Exercise instructions: Each line below should be reproduced without any alteration.

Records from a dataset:
** BEGIN **

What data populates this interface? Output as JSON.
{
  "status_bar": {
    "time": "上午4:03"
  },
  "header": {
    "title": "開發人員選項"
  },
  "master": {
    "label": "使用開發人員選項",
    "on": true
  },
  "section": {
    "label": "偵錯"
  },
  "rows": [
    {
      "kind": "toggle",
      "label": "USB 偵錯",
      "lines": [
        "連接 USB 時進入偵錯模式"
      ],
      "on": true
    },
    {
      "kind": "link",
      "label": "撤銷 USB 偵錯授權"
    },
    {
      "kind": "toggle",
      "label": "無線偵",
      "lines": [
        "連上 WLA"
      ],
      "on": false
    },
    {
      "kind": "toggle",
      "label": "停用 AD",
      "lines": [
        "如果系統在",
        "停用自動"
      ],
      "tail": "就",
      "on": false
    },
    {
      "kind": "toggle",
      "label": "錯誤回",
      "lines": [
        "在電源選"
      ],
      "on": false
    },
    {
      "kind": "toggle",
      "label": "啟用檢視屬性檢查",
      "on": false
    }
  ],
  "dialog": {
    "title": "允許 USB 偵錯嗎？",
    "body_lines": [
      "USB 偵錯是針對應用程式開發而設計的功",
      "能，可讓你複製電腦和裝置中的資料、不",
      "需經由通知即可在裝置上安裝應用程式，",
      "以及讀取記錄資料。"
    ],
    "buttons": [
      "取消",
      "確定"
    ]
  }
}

** END **

Answer below:
What data populates this interface? Output as JSON.
{
  "status_bar": {
    "time": "上午4:03"
  },
  "header": {
    "title": "開發人員選項"
  },
  "master": {
    "label": "使用開發人員選項",
    "on": true
  },
  "section": {
    "label": "偵錯"
  },
  "rows": [
    {
      "kind": "toggle",
      "label": "USB 偵錯",
      "lines": [
        "連接 USB 時進入偵錯模式"
      ],
      "on": true
    },
    {
      "kind": "link",
      "label": "撤銷 USB 偵錯授權"
    },
    {
      "kind": "toggle",
      "label": "無線偵",
      "lines": [
        "連上 WLA"
      ],
      "on": false
    },
    {
      "kind": "toggle",
      "label": "停用 AD",
      "lines": [
        "如果系統在",
        "停用自動"
      ],
      "tail": "就",
      "on": false
    },
    {
      "kind": "toggle",
      "label": "錯誤回",
      "lines": [
        "在電源選"
      ],
      "on": false
    },
    {
      "kind": "toggle",
      "label": "啟用檢視屬性檢查",
      "on": false
    }
  ],
  "dialog": {
    "title": "允許 USB 偵錯嗎？",
    "body_lines": [
      "USB 偵錯是針對應用程式開發而設計的功",
      "能，可讓你複製電腦和裝置中的資料、不",
      "需經由通知即可在裝置上安裝應用程式，",
      "以及讀取記錄資料。"
    ],
    "buttons": [
      "取消",
      "確定"
    ]
  }
}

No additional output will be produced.